• **Exercise instructions**:
Pick out all lines of the entries that include the word "progress" and copy them.

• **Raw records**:
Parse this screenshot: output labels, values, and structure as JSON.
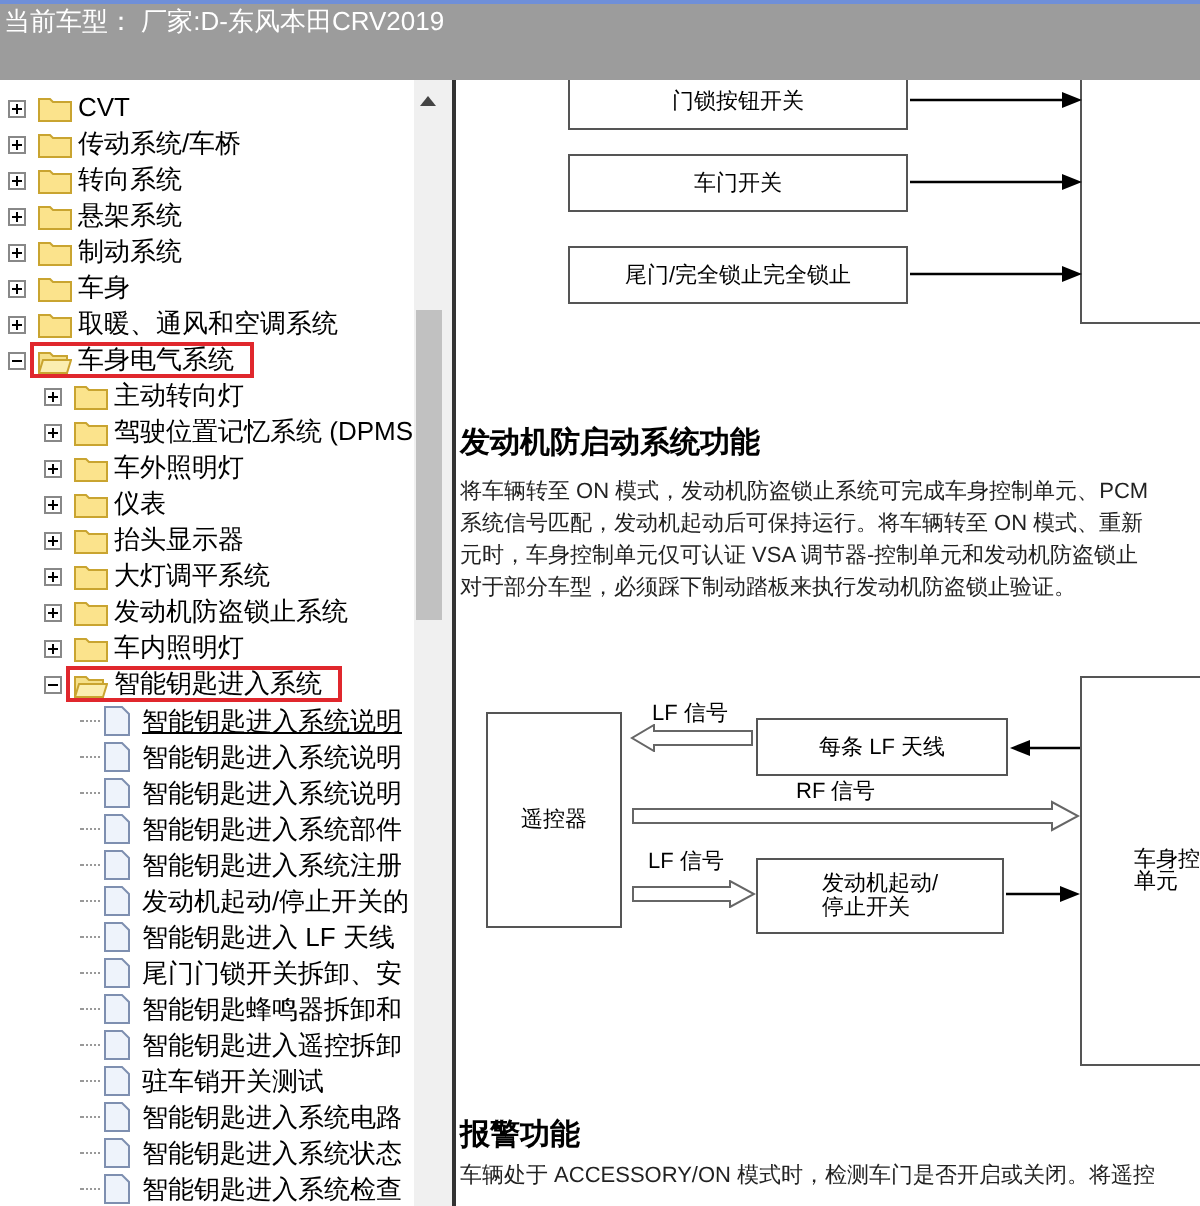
{
  "header": {
    "title": "当前车型： 厂家:D-东风本田CRV2019"
  },
  "tree": [
    {
      "label": "CVT",
      "expanded": false,
      "highlighted": false
    },
    {
      "label": "传动系统/车桥",
      "expanded": false,
      "highlighted": false
    },
    {
      "label": "转向系统",
      "expanded": false,
      "highlighted": false
    },
    {
      "label": "悬架系统",
      "expanded": false,
      "highlighted": false
    },
    {
      "label": "制动系统",
      "expanded": false,
      "highlighted": false
    },
    {
      "label": "车身",
      "expanded": false,
      "highlighted": false
    },
    {
      "label": "取暖、通风和空调系统",
      "expanded": false,
      "highlighted": false
    },
    {
      "label": "车身电气系统",
      "expanded": true,
      "highlighted": true,
      "children": [
        {
          "label": "主动转向灯",
          "expanded": false,
          "highlighted": false
        },
        {
          "label": "驾驶位置记忆系统 (DPMS",
          "expanded": false,
          "highlighted": false
        },
        {
          "label": "车外照明灯",
          "expanded": false,
          "highlighted": false
        },
        {
          "label": "仪表",
          "expanded": false,
          "highlighted": false
        },
        {
          "label": "抬头显示器",
          "expanded": false,
          "highlighted": false
        },
        {
          "label": "大灯调平系统",
          "expanded": false,
          "highlighted": false
        },
        {
          "label": "发动机防盗锁止系统",
          "expanded": false,
          "highlighted": false
        },
        {
          "label": "车内照明灯",
          "expanded": false,
          "highlighted": false
        },
        {
          "label": "智能钥匙进入系统",
          "expanded": true,
          "highlighted": true,
          "children": [
            {
              "label": "智能钥匙进入系统说明",
              "selected": true
            },
            {
              "label": "智能钥匙进入系统说明",
              "selected": false
            },
            {
              "label": "智能钥匙进入系统说明",
              "selected": false
            },
            {
              "label": "智能钥匙进入系统部件",
              "selected": false
            },
            {
              "label": "智能钥匙进入系统注册",
              "selected": false
            },
            {
              "label": "发动机起动/停止开关的",
              "selected": false
            },
            {
              "label": "智能钥匙进入 LF 天线",
              "selected": false
            },
            {
              "label": "尾门门锁开关拆卸、安",
              "selected": false
            },
            {
              "label": "智能钥匙蜂鸣器拆卸和",
              "selected": false
            },
            {
              "label": "智能钥匙进入遥控拆卸",
              "selected": false
            },
            {
              "label": "驻车销开关测试",
              "selected": false
            },
            {
              "label": "智能钥匙进入系统电路",
              "selected": false
            },
            {
              "label": "智能钥匙进入系统状态",
              "selected": false
            },
            {
              "label": "智能钥匙进入系统检查",
              "selected": false
            }
          ]
        }
      ]
    }
  ],
  "content": {
    "diagram_1": {
      "inputs": [
        "门锁按钮开关",
        "车门开关",
        "尾门/完全锁止完全锁止"
      ]
    },
    "section_1": {
      "heading": "发动机防启动系统功能",
      "lines": [
        "将车辆转至 ON 模式，发动机防盗锁止系统可完成车身控制单元、PCM",
        "系统信号匹配，发动机起动后可保持运行。将车辆转至 ON 模式、重新",
        "元时，车身控制单元仅可认证 VSA 调节器-控制单元和发动机防盗锁止",
        "对于部分车型，必须踩下制动踏板来执行发动机防盗锁止验证。"
      ]
    },
    "diagram_2": {
      "remote": "遥控器",
      "antenna": "每条 LF 天线",
      "switch_lines": [
        "发动机起动/",
        "停止开关"
      ],
      "unit_lines": [
        "车身控",
        "单元"
      ],
      "lf_signal_top": "LF 信号",
      "rf_signal": "RF 信号",
      "lf_signal_bottom": "LF 信号"
    },
    "section_2": {
      "heading": "报警功能",
      "lines": [
        "车辆处于 ACCESSORY/ON 模式时，检测车门是否开启或关闭。将遥控"
      ]
    }
  }
}
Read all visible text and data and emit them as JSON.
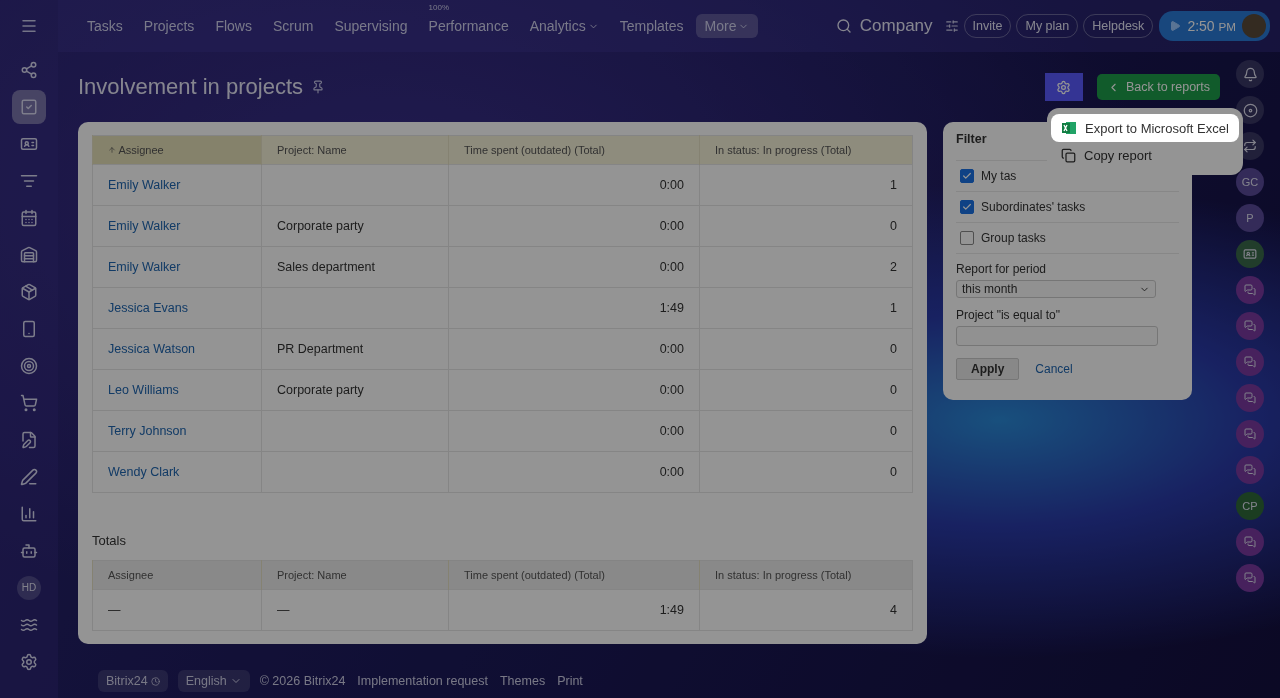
{
  "top_nav": {
    "tabs": [
      {
        "label": "Tasks",
        "selected": false
      },
      {
        "label": "Projects",
        "selected": false
      },
      {
        "label": "Flows",
        "selected": false
      },
      {
        "label": "Scrum",
        "selected": false
      },
      {
        "label": "Supervising",
        "selected": false
      },
      {
        "label": "Performance",
        "badge": "100%",
        "selected": false
      },
      {
        "label": "Analytics",
        "dropdown": true,
        "selected": false
      },
      {
        "label": "Templates",
        "selected": false
      },
      {
        "label": "More",
        "dropdown": true,
        "selected": true
      }
    ],
    "search_label": "Company",
    "buttons": [
      "Invite",
      "My plan",
      "Helpdesk"
    ],
    "timer": {
      "time": "2:50",
      "suffix": "PM"
    }
  },
  "sidebar": {
    "items": [
      {
        "kind": "icon",
        "selected": false
      },
      {
        "kind": "icon",
        "selected": true
      },
      {
        "kind": "icon",
        "selected": false
      },
      {
        "kind": "icon",
        "selected": false
      },
      {
        "kind": "icon",
        "selected": false
      },
      {
        "kind": "icon",
        "selected": false
      },
      {
        "kind": "icon",
        "selected": false
      },
      {
        "kind": "icon",
        "selected": false
      },
      {
        "kind": "icon",
        "selected": false
      },
      {
        "kind": "icon",
        "selected": false
      },
      {
        "kind": "icon",
        "selected": false
      },
      {
        "kind": "icon",
        "selected": false
      },
      {
        "kind": "icon",
        "selected": false
      },
      {
        "kind": "icon",
        "selected": false
      },
      {
        "kind": "avatar",
        "label": "HD",
        "selected": false
      },
      {
        "kind": "icon",
        "selected": false
      },
      {
        "kind": "icon",
        "selected": false
      }
    ]
  },
  "page": {
    "title": "Involvement in projects",
    "back_button": "Back to reports"
  },
  "menu": {
    "items": [
      {
        "label": "Export to Microsoft Excel",
        "kind": "excel",
        "highlighted": true
      },
      {
        "label": "Copy report",
        "kind": "copy",
        "highlighted": false
      }
    ]
  },
  "table": {
    "columns": [
      {
        "label": "Assignee",
        "sorted": true
      },
      {
        "label": "Project: Name",
        "sorted": false
      },
      {
        "label": "Time spent (outdated) (Total)",
        "sorted": false
      },
      {
        "label": "In status: In progress (Total)",
        "sorted": false
      }
    ],
    "rows": [
      [
        "Emily Walker",
        "",
        "0:00",
        "1"
      ],
      [
        "Emily Walker",
        "Corporate party",
        "0:00",
        "0"
      ],
      [
        "Emily Walker",
        "Sales department",
        "0:00",
        "2"
      ],
      [
        "Jessica Evans",
        "",
        "1:49",
        "1"
      ],
      [
        "Jessica Watson",
        "PR Department",
        "0:00",
        "0"
      ],
      [
        "Leo Williams",
        "Corporate party",
        "0:00",
        "0"
      ],
      [
        "Terry Johnson",
        "",
        "0:00",
        "0"
      ],
      [
        "Wendy Clark",
        "",
        "0:00",
        "0"
      ]
    ]
  },
  "totals": {
    "title": "Totals",
    "columns": [
      "Assignee",
      "Project: Name",
      "Time spent (outdated) (Total)",
      "In status: In progress (Total)"
    ],
    "row": [
      "—",
      "—",
      "1:49",
      "4"
    ]
  },
  "filter": {
    "title": "Filter",
    "checkboxes": [
      {
        "label": "My tas",
        "checked": true
      },
      {
        "label": "Subordinates' tasks",
        "checked": true
      },
      {
        "label": "Group tasks",
        "checked": false
      }
    ],
    "period_label": "Report for period",
    "period_value": "this month",
    "project_label": "Project \"is equal to\"",
    "apply": "Apply",
    "cancel": "Cancel"
  },
  "right_rail": {
    "items": [
      {
        "kind": "bell"
      },
      {
        "kind": "icon"
      },
      {
        "kind": "chat"
      },
      {
        "kind": "avatar",
        "label": "GC"
      },
      {
        "kind": "avatar",
        "label": "P"
      },
      {
        "kind": "card"
      },
      {
        "kind": "chat_avatar"
      },
      {
        "kind": "chat_avatar"
      },
      {
        "kind": "chat_avatar"
      },
      {
        "kind": "chat_avatar"
      },
      {
        "kind": "chat_avatar"
      },
      {
        "kind": "chat_avatar"
      },
      {
        "kind": "project_avatar",
        "label": "CP"
      },
      {
        "kind": "chat_avatar"
      },
      {
        "kind": "chat_avatar"
      }
    ]
  },
  "footer": {
    "brand": "Bitrix24",
    "language": "English",
    "links": [
      "© 2026 Bitrix24",
      "Implementation request",
      "Themes",
      "Print"
    ]
  }
}
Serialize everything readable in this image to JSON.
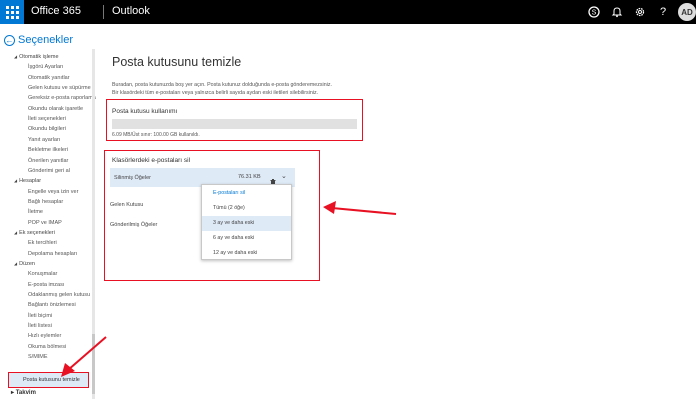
{
  "topbar": {
    "brand": "Office 365",
    "app": "Outlook",
    "avatar": "AD",
    "help": "?"
  },
  "sidebar": {
    "title": "Seçenekler",
    "items": [
      {
        "label": "Otomatik işleme",
        "kind": "group"
      },
      {
        "label": "İşgörü Ayarları",
        "kind": "sub"
      },
      {
        "label": "Otomatik yanıtlar",
        "kind": "sub"
      },
      {
        "label": "Gelen kutusu ve süpürme",
        "kind": "sub"
      },
      {
        "label": "Gereksiz e-posta raporlama",
        "kind": "sub"
      },
      {
        "label": "Okundu olarak işaretle",
        "kind": "sub"
      },
      {
        "label": "İleti seçenekleri",
        "kind": "sub"
      },
      {
        "label": "Okundu bilgileri",
        "kind": "sub"
      },
      {
        "label": "Yanıt ayarları",
        "kind": "sub"
      },
      {
        "label": "Bekletme ilkeleri",
        "kind": "sub"
      },
      {
        "label": "Önerilen yanıtlar",
        "kind": "sub"
      },
      {
        "label": "Gönderimi geri al",
        "kind": "sub"
      },
      {
        "label": "Hesaplar",
        "kind": "group"
      },
      {
        "label": "Engelle veya izin ver",
        "kind": "sub"
      },
      {
        "label": "Bağlı hesaplar",
        "kind": "sub"
      },
      {
        "label": "İletme",
        "kind": "sub"
      },
      {
        "label": "POP ve IMAP",
        "kind": "sub"
      },
      {
        "label": "Ek seçenekleri",
        "kind": "group"
      },
      {
        "label": "Ek tercihleri",
        "kind": "sub"
      },
      {
        "label": "Depolama hesapları",
        "kind": "sub"
      },
      {
        "label": "Düzen",
        "kind": "group"
      },
      {
        "label": "Konuşmalar",
        "kind": "sub"
      },
      {
        "label": "E-posta imzası",
        "kind": "sub"
      },
      {
        "label": "Odaklanmış gelen kutusu",
        "kind": "sub"
      },
      {
        "label": "Bağlantı önizlemesi",
        "kind": "sub"
      },
      {
        "label": "İleti biçimi",
        "kind": "sub"
      },
      {
        "label": "İleti listesi",
        "kind": "sub"
      },
      {
        "label": "Hızlı eylemler",
        "kind": "sub"
      },
      {
        "label": "Okuma bölmesi",
        "kind": "sub"
      },
      {
        "label": "S/MIME",
        "kind": "sub"
      }
    ],
    "selected": "Posta kutusunu temizle",
    "calendar": "Takvim"
  },
  "main": {
    "title": "Posta kutusunu temizle",
    "description_1": "Buradan, posta kutunuzda boş yer açın. Posta kutunuz dolduğunda e-posta gönderemezsiniz.",
    "description_2": "Bir klasördeki tüm e-postaları veya yalnızca belirli sayıda aydan eski iletileri silebilirsiniz.",
    "usage": {
      "title": "Posta kutusu kullanımı",
      "text": "6.09 MB/Üst sınır: 100.00 GB kullanıldı.",
      "used_fraction": 0.0001
    },
    "folders_title": "Klasörlerdeki e-postaları sil",
    "folders": [
      {
        "name": "Silinmiş Öğeler",
        "size": "76.31 KB"
      },
      {
        "name": "Gelen Kutusu"
      },
      {
        "name": "Gönderilmiş Öğeler"
      }
    ],
    "dropdown": [
      "E-postaları sil",
      "Tümü (2 öğe)",
      "3 ay ve daha eski",
      "6 ay ve daha eski",
      "12 ay ve daha eski"
    ]
  },
  "colors": {
    "accent": "#0078d4",
    "highlight": "#e81123",
    "selected_bg": "#dfeaf7"
  }
}
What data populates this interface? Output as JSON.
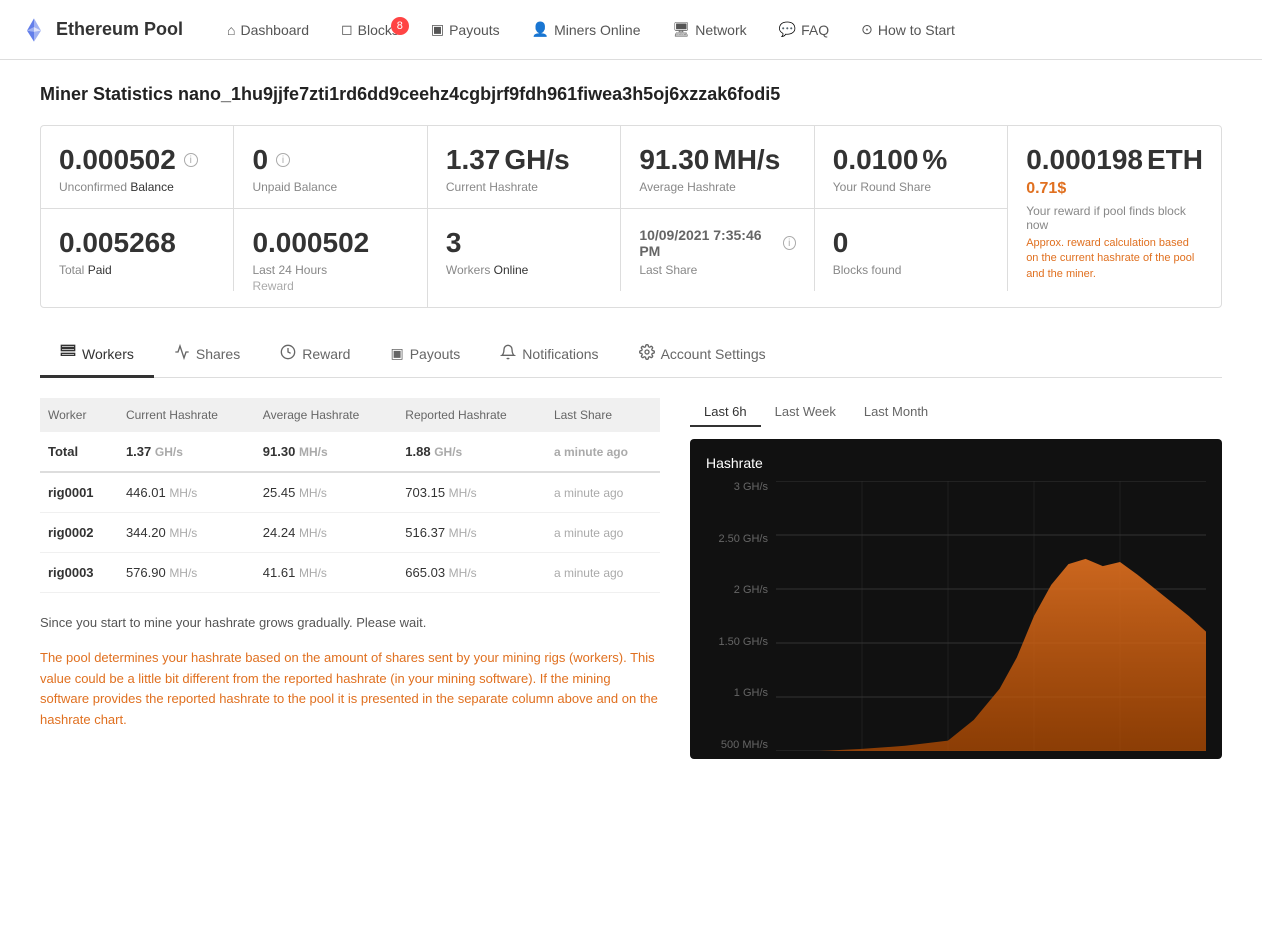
{
  "brand": {
    "name": "Ethereum Pool"
  },
  "nav": {
    "items": [
      {
        "label": "Dashboard",
        "icon": "home-icon",
        "badge": null
      },
      {
        "label": "Blocks",
        "icon": "box-icon",
        "badge": "8"
      },
      {
        "label": "Payouts",
        "icon": "payout-icon",
        "badge": null
      },
      {
        "label": "Miners Online",
        "icon": "miners-icon",
        "badge": null
      },
      {
        "label": "Network",
        "icon": "network-icon",
        "badge": null
      },
      {
        "label": "FAQ",
        "icon": "faq-icon",
        "badge": null
      },
      {
        "label": "How to Start",
        "icon": "help-icon",
        "badge": null
      }
    ]
  },
  "page": {
    "title": "Miner Statistics nano_1hu9jjfe7zti1rd6dd9ceehz4cgbjrf9fdh961fiwea3h5oj6xzzak6fodi5"
  },
  "stats": {
    "unconfirmed_value": "0.000502",
    "unconfirmed_label": "Unconfirmed",
    "unconfirmed_sublabel": "Balance",
    "unpaid_value": "0",
    "unpaid_label": "Unpaid Balance",
    "hashrate_current_value": "1.37",
    "hashrate_current_unit": "GH/s",
    "hashrate_current_label": "Current Hashrate",
    "hashrate_avg_value": "91.30",
    "hashrate_avg_unit": "MH/s",
    "hashrate_avg_label": "Average Hashrate",
    "round_share_value": "0.0100",
    "round_share_unit": "%",
    "round_share_label": "Your Round Share",
    "reward_eth_value": "0.000198",
    "reward_eth_unit": "ETH",
    "reward_usd": "0.71$",
    "reward_label": "Your reward if pool finds block now",
    "approx_text": "Approx. reward calculation based on the current hashrate of the pool and the miner.",
    "total_paid_value": "0.005268",
    "total_paid_label": "Total",
    "total_paid_sublabel": "Paid",
    "last24_value": "0.000502",
    "last24_label": "Last 24 Hours",
    "last24_sublabel": "Reward",
    "workers_online_value": "3",
    "workers_online_label": "Workers",
    "workers_online_sublabel": "Online",
    "last_share_value": "10/09/2021 7:35:46 PM",
    "last_share_label": "Last Share",
    "blocks_found_value": "0",
    "blocks_found_label": "Blocks found"
  },
  "tabs": [
    {
      "label": "Workers",
      "icon": "layers-icon",
      "active": true
    },
    {
      "label": "Shares",
      "icon": "chart-icon",
      "active": false
    },
    {
      "label": "Reward",
      "icon": "reward-icon",
      "active": false
    },
    {
      "label": "Payouts",
      "icon": "payout-tab-icon",
      "active": false
    },
    {
      "label": "Notifications",
      "icon": "bell-icon",
      "active": false
    },
    {
      "label": "Account Settings",
      "icon": "settings-icon",
      "active": false
    }
  ],
  "table": {
    "headers": [
      "Worker",
      "Current Hashrate",
      "Average Hashrate",
      "Reported Hashrate",
      "Last Share"
    ],
    "rows": [
      {
        "worker": "Total",
        "current": "1.37",
        "current_unit": "GH/s",
        "avg": "91.30",
        "avg_unit": "MH/s",
        "reported": "1.88",
        "reported_unit": "GH/s",
        "last_share": "a minute ago",
        "is_total": true
      },
      {
        "worker": "rig0001",
        "current": "446.01",
        "current_unit": "MH/s",
        "avg": "25.45",
        "avg_unit": "MH/s",
        "reported": "703.15",
        "reported_unit": "MH/s",
        "last_share": "a minute ago",
        "is_total": false
      },
      {
        "worker": "rig0002",
        "current": "344.20",
        "current_unit": "MH/s",
        "avg": "24.24",
        "avg_unit": "MH/s",
        "reported": "516.37",
        "reported_unit": "MH/s",
        "last_share": "a minute ago",
        "is_total": false
      },
      {
        "worker": "rig0003",
        "current": "576.90",
        "current_unit": "MH/s",
        "avg": "41.61",
        "avg_unit": "MH/s",
        "reported": "665.03",
        "reported_unit": "MH/s",
        "last_share": "a minute ago",
        "is_total": false
      }
    ]
  },
  "info_text": "Since you start to mine your hashrate grows gradually. Please wait.",
  "info_text_orange": "The pool determines your hashrate based on the amount of shares sent by your mining rigs (workers). This value could be a little bit different from the reported hashrate (in your mining software). If the mining software provides the reported hashrate to the pool it is presented in the separate column above and on the hashrate chart.",
  "chart": {
    "title": "Hashrate",
    "tabs": [
      "Last 6h",
      "Last Week",
      "Last Month"
    ],
    "active_tab": "Last 6h",
    "y_labels": [
      "3 GH/s",
      "2.50 GH/s",
      "2 GH/s",
      "1.50 GH/s",
      "1 GH/s",
      "500 MH/s"
    ]
  }
}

• **Exercise result**:
        "label": "In status: In progress (Total)",
      "In status: In progress (Total)"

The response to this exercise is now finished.